In the entries below, find the lines with the word "groups" and copy them.

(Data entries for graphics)
---+---
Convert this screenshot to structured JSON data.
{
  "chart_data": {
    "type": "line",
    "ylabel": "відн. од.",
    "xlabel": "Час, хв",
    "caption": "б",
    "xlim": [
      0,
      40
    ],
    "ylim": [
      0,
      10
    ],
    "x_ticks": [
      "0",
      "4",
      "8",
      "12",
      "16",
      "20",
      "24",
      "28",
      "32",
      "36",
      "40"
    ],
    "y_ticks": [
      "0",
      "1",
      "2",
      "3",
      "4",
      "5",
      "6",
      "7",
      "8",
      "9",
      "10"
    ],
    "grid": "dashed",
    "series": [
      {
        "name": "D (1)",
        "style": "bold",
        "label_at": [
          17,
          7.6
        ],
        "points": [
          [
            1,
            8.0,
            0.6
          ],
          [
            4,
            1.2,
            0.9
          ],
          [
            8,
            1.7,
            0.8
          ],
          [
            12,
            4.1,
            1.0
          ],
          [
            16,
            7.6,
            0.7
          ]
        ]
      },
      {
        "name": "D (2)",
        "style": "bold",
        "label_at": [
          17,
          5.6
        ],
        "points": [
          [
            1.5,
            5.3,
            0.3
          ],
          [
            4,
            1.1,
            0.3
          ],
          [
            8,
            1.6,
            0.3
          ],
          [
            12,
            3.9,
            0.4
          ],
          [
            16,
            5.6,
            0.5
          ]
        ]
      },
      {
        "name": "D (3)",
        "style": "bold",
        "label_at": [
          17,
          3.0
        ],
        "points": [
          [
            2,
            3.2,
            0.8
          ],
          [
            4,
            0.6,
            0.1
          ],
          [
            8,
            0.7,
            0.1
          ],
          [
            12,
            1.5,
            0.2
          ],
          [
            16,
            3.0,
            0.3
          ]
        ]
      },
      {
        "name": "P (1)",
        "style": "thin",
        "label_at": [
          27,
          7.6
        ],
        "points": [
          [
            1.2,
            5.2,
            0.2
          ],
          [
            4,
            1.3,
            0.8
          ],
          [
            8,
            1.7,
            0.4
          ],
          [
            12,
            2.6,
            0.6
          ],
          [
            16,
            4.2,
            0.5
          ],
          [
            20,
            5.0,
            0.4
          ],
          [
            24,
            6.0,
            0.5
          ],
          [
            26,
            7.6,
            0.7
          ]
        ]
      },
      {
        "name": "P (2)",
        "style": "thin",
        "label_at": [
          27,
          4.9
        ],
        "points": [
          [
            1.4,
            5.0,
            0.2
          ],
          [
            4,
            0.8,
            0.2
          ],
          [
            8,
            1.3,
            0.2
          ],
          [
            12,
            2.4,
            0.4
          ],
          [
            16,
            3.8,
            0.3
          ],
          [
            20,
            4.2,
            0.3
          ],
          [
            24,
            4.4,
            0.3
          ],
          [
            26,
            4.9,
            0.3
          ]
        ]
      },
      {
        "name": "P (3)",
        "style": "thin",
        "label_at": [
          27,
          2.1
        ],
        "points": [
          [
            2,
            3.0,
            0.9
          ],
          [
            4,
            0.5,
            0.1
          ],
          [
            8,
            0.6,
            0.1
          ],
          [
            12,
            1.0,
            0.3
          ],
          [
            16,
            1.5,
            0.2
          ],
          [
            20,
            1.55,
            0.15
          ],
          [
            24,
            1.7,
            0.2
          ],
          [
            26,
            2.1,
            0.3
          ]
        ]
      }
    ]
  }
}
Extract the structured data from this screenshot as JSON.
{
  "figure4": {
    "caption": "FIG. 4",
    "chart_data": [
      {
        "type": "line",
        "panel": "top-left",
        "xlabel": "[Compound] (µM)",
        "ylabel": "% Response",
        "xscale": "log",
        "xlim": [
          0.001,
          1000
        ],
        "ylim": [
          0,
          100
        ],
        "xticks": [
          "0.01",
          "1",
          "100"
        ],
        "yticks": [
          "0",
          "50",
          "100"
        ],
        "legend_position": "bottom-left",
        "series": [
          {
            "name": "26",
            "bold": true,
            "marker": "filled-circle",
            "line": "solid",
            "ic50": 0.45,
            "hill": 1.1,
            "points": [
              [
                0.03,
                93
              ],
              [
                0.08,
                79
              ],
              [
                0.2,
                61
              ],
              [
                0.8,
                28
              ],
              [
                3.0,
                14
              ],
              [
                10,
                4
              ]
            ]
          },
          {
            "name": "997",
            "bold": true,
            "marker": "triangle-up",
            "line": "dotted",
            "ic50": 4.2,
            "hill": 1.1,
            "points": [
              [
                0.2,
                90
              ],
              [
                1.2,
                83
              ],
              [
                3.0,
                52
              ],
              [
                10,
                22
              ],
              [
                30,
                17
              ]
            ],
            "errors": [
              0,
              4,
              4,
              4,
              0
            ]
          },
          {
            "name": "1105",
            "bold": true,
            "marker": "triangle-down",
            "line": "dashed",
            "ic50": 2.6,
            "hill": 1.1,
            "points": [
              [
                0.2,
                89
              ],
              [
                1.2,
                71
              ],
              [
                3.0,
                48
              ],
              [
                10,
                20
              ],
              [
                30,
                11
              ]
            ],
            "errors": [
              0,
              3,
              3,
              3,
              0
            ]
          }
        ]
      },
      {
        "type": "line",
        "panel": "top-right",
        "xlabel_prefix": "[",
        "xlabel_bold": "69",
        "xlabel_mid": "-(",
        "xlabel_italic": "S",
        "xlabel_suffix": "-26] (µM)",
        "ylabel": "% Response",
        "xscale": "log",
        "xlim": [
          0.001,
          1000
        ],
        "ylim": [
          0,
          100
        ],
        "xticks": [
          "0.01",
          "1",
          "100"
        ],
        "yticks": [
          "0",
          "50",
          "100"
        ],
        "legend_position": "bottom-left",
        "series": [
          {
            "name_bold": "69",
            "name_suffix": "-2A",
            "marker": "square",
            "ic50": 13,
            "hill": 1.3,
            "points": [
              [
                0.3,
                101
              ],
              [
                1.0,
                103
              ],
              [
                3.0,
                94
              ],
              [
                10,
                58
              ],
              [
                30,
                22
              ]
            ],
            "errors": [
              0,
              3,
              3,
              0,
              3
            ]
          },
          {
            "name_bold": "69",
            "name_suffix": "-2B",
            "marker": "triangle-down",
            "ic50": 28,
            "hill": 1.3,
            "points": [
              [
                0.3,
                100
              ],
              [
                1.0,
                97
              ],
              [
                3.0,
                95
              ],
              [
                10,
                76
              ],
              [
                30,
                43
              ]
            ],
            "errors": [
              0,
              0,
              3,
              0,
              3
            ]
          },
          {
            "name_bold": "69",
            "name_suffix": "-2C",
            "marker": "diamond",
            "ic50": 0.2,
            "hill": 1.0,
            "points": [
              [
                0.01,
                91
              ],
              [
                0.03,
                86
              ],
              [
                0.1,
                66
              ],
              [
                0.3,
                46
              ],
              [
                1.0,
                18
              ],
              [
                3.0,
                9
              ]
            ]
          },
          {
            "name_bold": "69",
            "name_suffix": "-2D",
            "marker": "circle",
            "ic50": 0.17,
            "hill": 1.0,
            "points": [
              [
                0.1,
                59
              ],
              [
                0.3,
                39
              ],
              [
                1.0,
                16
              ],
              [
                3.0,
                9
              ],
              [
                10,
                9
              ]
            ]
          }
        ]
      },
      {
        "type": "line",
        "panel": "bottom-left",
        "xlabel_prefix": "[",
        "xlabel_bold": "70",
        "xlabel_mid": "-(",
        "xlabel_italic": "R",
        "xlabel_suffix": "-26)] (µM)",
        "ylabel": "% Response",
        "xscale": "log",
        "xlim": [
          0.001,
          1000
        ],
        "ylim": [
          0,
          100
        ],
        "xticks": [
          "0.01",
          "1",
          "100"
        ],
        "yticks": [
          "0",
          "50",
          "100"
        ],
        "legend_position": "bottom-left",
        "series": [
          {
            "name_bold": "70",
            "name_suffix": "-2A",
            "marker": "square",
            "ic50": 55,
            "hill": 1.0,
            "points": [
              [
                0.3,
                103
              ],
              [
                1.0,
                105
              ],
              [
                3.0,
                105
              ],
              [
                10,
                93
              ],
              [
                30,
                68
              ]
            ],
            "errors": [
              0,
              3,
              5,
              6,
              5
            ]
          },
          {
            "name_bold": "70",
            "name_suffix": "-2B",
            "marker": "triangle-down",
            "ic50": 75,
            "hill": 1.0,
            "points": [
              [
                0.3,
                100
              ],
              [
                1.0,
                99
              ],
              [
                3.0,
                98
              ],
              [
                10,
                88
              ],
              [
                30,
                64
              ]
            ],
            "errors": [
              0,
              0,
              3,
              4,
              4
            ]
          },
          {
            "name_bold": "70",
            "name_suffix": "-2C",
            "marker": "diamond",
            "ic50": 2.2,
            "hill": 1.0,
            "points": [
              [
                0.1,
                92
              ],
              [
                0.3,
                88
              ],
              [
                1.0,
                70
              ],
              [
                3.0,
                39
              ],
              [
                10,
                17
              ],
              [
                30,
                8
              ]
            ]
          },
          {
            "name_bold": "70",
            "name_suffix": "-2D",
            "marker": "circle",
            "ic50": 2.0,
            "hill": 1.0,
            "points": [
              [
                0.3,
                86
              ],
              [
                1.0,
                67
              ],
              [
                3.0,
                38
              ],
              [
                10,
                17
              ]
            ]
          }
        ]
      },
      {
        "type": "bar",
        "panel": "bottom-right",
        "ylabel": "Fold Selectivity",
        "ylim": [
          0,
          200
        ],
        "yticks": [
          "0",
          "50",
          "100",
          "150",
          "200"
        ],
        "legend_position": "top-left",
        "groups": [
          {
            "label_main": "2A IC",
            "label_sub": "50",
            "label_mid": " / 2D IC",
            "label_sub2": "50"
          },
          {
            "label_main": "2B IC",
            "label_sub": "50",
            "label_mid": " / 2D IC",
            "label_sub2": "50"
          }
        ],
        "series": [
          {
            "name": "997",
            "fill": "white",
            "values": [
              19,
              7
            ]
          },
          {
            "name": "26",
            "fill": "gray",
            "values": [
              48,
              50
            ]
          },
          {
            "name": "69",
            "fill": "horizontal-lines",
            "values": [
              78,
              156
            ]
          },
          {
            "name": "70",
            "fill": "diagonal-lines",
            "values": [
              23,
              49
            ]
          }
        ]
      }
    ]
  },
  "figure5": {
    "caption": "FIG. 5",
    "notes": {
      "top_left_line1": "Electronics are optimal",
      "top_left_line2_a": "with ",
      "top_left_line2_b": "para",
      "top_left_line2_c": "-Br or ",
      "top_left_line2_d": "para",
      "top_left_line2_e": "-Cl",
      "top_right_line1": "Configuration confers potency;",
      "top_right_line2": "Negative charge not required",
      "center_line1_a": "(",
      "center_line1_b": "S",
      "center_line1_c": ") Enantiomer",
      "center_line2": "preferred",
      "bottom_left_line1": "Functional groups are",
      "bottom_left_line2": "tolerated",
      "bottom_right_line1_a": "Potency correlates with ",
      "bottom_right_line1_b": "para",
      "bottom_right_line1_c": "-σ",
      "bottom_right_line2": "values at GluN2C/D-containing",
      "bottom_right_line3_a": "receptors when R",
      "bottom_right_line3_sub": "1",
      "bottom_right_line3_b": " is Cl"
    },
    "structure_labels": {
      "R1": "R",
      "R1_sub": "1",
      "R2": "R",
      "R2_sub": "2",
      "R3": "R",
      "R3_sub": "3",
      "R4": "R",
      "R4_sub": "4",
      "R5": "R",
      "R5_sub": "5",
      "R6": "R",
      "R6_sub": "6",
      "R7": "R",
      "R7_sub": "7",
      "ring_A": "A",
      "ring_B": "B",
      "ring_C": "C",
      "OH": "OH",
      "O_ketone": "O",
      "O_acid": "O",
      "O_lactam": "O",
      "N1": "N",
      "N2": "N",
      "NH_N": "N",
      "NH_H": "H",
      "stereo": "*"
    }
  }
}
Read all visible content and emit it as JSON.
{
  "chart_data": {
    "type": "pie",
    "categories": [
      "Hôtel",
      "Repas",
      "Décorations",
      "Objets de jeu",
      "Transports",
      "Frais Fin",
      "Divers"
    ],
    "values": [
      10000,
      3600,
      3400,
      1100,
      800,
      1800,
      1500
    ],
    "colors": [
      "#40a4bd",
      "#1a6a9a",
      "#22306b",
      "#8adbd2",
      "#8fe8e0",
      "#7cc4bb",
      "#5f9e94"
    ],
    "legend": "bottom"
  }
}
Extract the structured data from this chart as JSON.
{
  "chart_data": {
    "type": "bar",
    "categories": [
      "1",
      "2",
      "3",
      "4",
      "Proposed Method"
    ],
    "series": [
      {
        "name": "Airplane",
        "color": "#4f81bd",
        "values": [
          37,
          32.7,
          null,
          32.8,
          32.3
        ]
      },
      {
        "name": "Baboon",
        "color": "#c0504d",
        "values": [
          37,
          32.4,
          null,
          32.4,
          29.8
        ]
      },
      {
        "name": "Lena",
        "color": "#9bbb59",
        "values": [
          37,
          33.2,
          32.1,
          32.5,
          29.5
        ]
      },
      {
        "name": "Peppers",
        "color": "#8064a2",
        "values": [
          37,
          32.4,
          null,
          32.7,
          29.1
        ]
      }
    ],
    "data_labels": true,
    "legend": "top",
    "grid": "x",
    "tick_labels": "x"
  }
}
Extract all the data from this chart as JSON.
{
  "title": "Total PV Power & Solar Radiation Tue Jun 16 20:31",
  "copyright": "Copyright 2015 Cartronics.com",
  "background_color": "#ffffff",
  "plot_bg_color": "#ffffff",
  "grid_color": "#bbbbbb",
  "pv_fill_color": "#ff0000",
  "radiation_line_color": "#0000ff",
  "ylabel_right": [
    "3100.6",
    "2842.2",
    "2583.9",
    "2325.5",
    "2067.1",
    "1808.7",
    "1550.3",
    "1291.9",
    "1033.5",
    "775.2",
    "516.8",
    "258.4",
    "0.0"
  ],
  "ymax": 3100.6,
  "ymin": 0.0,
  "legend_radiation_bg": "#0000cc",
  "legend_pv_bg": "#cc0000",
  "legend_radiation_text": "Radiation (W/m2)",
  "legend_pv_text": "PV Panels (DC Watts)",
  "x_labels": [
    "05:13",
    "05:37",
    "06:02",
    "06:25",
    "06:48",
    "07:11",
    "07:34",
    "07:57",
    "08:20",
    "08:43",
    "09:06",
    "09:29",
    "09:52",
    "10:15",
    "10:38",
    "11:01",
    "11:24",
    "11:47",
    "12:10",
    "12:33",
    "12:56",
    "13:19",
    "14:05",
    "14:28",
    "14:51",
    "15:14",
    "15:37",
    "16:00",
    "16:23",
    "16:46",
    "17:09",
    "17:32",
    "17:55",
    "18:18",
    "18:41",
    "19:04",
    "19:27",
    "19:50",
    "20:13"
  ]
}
---+---
_OUTPUT:_
        "groups": [
      "bottom_left_line1": "Functional groups are",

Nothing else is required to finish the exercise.